Dataset entries:
╔══
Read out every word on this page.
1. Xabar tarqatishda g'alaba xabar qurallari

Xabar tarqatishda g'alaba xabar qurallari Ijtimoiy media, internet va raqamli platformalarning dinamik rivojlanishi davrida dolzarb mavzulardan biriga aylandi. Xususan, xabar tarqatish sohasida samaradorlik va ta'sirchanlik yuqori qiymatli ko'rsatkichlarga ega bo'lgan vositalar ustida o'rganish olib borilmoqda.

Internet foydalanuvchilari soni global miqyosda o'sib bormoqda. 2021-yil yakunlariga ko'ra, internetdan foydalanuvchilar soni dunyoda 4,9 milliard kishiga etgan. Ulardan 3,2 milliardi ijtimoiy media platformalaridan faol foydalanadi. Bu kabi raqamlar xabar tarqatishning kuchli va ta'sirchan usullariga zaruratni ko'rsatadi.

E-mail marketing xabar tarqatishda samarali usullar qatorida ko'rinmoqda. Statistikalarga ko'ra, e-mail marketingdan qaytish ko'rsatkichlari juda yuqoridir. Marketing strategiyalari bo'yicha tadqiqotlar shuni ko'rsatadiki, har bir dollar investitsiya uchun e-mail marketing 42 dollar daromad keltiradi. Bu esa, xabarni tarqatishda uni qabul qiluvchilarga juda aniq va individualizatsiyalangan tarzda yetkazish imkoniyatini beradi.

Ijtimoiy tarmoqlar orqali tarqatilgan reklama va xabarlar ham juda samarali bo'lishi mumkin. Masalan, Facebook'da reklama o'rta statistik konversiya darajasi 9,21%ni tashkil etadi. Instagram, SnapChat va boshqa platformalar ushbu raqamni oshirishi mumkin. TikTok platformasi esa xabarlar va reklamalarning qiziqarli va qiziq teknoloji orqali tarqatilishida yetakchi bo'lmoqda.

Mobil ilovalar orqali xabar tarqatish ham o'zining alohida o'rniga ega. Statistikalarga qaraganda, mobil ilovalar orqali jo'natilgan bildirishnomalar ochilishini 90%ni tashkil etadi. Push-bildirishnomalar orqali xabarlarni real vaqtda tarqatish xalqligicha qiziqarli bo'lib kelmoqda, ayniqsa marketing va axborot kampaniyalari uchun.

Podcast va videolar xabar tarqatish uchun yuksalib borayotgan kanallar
╚══
Repeat each record in full; every line must match exactly.

Read out every word on this page.
1. Xabar tarqatishda g'alaba xabar qurallari

Xabar tarqatishda g'alaba xabar qurallari Ijtimoiy media, internet va raqamli platformalarning dinamik rivojlanishi davrida dolzarb mavzulardan biriga aylandi. Xususan, xabar tarqatish sohasida samaradorlik va ta'sirchanlik yuqori qiymatli ko'rsatkichlarga ega bo'lgan vositalar ustida o'rganish olib borilmoqda.

Internet foydalanuvchilari soni global miqyosda o'sib bormoqda. 2021-yil yakunlariga ko'ra, internetdan foydalanuvchilar soni dunyoda 4,9 milliard kishiga etgan. Ulardan 3,2 milliardi ijtimoiy media platformalaridan faol foydalanadi. Bu kabi raqamlar xabar tarqatishning kuchli va ta'sirchan usullariga zaruratni ko'rsatadi.

E-mail marketing xabar tarqatishda samarali usullar qatorida ko'rinmoqda. Statistikalarga ko'ra, e-mail marketingdan qaytish ko'rsatkichlari juda yuqoridir. Marketing strategiyalari bo'yicha tadqiqotlar shuni ko'rsatadiki, har bir dollar investitsiya uchun e-mail marketing 42 dollar daromad keltiradi. Bu esa, xabarni tarqatishda uni qabul qiluvchilarga juda aniq va individualizatsiyalangan tarzda yetkazish imkoniyatini beradi.

Ijtimoiy tarmoqlar orqali tarqatilgan reklama va xabarlar ham juda samarali bo'lishi mumkin. Masalan, Facebook'da reklama o'rta statistik konversiya darajasi 9,21%ni tashkil etadi. Instagram, SnapChat va boshqa platformalar ushbu raqamni oshirishi mumkin. TikTok platformasi esa xabarlar va reklamalarning qiziqarli va qiziq teknoloji orqali tarqatilishida yetakchi bo'lmoqda.

Mobil ilovalar orqali xabar tarqatish ham o'zining alohida o'rniga ega. Statistikalarga qaraganda, mobil ilovalar orqali jo'natilgan bildirishnomalar ochilishini 90%ni tashkil etadi. Push-bildirishnomalar orqali xabarlarni real vaqtda tarqatish xalqligicha qiziqarli bo'lib kelmoqda, ayniqsa marketing va axborot kampaniyalari uchun.

Podcast va videolar xabar tarqatish uchun yuksalib borayotgan kanallar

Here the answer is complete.